--- begin Data lines ---
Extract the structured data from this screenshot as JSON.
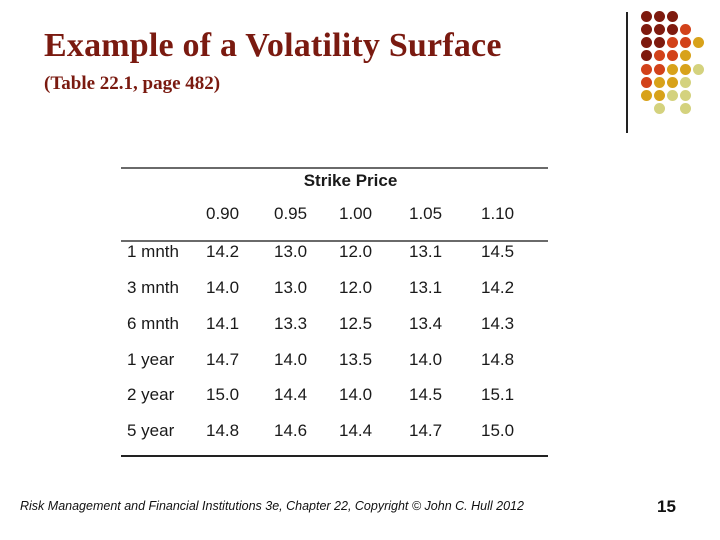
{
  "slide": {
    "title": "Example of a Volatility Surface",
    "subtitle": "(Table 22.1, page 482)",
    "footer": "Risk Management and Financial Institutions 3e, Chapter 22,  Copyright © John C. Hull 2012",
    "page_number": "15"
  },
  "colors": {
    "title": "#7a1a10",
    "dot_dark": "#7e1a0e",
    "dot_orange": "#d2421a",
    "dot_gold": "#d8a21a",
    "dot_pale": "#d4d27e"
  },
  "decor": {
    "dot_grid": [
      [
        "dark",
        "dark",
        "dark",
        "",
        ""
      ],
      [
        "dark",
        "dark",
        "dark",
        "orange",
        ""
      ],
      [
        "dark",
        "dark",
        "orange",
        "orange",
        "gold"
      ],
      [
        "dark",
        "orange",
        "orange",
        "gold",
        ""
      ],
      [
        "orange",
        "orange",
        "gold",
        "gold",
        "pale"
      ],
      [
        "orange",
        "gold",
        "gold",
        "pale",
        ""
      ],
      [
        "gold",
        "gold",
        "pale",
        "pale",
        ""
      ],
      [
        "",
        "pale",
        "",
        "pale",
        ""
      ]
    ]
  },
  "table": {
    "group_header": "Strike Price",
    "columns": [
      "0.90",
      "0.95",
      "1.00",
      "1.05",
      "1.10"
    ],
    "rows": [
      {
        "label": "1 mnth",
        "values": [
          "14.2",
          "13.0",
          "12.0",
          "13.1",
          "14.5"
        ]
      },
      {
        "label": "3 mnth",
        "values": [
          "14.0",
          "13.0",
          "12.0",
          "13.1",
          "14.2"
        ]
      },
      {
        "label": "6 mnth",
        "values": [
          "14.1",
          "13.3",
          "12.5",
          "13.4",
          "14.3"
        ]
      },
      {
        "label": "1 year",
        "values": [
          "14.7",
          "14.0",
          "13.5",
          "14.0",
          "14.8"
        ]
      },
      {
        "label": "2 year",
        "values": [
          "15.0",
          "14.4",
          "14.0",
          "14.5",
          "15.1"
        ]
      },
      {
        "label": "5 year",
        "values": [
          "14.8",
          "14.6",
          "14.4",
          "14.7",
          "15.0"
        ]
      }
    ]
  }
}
--- end Data lines ---
* _Requirements_: Copy out all the data exactly; skip the pictures.

* _Expected answer_:
Extract the structured data from this screenshot as JSON.
{
  "slide": {
    "title": "Example of a Volatility Surface",
    "subtitle": "(Table 22.1, page 482)",
    "footer": "Risk Management and Financial Institutions 3e, Chapter 22,  Copyright © John C. Hull 2012",
    "page_number": "15"
  },
  "colors": {
    "title": "#7a1a10",
    "dot_dark": "#7e1a0e",
    "dot_orange": "#d2421a",
    "dot_gold": "#d8a21a",
    "dot_pale": "#d4d27e"
  },
  "decor": {
    "dot_grid": [
      [
        "dark",
        "dark",
        "dark",
        "",
        ""
      ],
      [
        "dark",
        "dark",
        "dark",
        "orange",
        ""
      ],
      [
        "dark",
        "dark",
        "orange",
        "orange",
        "gold"
      ],
      [
        "dark",
        "orange",
        "orange",
        "gold",
        ""
      ],
      [
        "orange",
        "orange",
        "gold",
        "gold",
        "pale"
      ],
      [
        "orange",
        "gold",
        "gold",
        "pale",
        ""
      ],
      [
        "gold",
        "gold",
        "pale",
        "pale",
        ""
      ],
      [
        "",
        "pale",
        "",
        "pale",
        ""
      ]
    ]
  },
  "table": {
    "group_header": "Strike Price",
    "columns": [
      "0.90",
      "0.95",
      "1.00",
      "1.05",
      "1.10"
    ],
    "rows": [
      {
        "label": "1 mnth",
        "values": [
          "14.2",
          "13.0",
          "12.0",
          "13.1",
          "14.5"
        ]
      },
      {
        "label": "3 mnth",
        "values": [
          "14.0",
          "13.0",
          "12.0",
          "13.1",
          "14.2"
        ]
      },
      {
        "label": "6 mnth",
        "values": [
          "14.1",
          "13.3",
          "12.5",
          "13.4",
          "14.3"
        ]
      },
      {
        "label": "1 year",
        "values": [
          "14.7",
          "14.0",
          "13.5",
          "14.0",
          "14.8"
        ]
      },
      {
        "label": "2 year",
        "values": [
          "15.0",
          "14.4",
          "14.0",
          "14.5",
          "15.1"
        ]
      },
      {
        "label": "5 year",
        "values": [
          "14.8",
          "14.6",
          "14.4",
          "14.7",
          "15.0"
        ]
      }
    ]
  }
}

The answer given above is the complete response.